───── Items ─────

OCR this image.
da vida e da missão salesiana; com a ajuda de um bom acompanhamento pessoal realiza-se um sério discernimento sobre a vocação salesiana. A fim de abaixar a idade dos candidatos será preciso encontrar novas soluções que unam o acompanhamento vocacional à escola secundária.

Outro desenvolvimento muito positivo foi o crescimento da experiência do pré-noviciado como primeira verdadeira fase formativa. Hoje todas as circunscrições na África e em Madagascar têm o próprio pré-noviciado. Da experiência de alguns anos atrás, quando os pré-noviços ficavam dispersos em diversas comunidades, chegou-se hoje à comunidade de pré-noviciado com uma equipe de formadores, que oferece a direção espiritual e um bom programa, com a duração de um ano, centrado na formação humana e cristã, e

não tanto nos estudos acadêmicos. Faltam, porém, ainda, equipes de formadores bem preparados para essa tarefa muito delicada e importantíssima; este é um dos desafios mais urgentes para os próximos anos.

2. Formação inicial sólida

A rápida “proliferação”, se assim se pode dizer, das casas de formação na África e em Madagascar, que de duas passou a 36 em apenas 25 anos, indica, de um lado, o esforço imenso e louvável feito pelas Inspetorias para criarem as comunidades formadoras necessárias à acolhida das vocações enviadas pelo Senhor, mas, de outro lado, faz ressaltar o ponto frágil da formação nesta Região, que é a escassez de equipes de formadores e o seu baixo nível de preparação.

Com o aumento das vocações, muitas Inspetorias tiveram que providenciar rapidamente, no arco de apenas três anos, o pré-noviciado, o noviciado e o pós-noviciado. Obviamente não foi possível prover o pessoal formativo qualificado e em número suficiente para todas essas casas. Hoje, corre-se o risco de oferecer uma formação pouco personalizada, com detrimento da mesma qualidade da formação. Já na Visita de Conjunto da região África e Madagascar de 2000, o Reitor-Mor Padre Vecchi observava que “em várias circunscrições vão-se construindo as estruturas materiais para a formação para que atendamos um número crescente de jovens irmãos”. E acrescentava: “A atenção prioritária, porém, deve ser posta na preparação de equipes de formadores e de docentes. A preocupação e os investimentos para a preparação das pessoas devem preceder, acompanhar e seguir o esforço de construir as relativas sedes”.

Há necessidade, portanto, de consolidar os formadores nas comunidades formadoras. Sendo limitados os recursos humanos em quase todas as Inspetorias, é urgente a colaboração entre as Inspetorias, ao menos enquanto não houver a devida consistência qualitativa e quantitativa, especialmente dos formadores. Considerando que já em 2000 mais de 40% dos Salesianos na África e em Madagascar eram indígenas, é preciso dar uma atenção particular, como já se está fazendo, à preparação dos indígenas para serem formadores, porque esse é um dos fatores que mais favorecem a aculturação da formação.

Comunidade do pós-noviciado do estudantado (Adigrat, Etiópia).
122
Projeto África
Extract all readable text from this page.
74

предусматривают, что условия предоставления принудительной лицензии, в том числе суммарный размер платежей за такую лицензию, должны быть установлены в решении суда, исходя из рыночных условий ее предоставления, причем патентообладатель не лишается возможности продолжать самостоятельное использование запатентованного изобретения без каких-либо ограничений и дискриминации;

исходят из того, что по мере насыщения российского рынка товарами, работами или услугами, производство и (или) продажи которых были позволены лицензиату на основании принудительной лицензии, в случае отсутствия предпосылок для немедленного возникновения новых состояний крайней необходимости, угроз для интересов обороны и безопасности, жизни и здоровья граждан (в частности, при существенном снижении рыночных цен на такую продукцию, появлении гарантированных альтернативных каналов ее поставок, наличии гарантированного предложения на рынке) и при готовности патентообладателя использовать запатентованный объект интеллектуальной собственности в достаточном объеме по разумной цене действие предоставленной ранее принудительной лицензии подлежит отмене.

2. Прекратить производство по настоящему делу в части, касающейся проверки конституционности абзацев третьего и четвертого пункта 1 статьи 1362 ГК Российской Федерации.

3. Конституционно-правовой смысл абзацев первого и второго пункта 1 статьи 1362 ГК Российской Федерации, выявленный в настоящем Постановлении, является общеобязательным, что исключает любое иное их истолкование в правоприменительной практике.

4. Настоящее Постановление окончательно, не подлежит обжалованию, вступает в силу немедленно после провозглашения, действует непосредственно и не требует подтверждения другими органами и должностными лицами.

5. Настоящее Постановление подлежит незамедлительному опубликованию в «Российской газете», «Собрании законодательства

─────

Look through the listing above. Pick out each line with "статьи" and copy it.

2. Прекратить производство по настоящему делу в части, касающейся проверки конституционности абзацев третьего и четвертого пункта 1 статьи 1362 ГК Российской Федерации.
3. Конституционно-правовой смысл абзацев первого и второго пункта 1 статьи 1362 ГК Российской Федерации, выявленный в настоящем Постановлении, является общеобязательным, что исключает любое иное их истолкование в правоприменительной практике.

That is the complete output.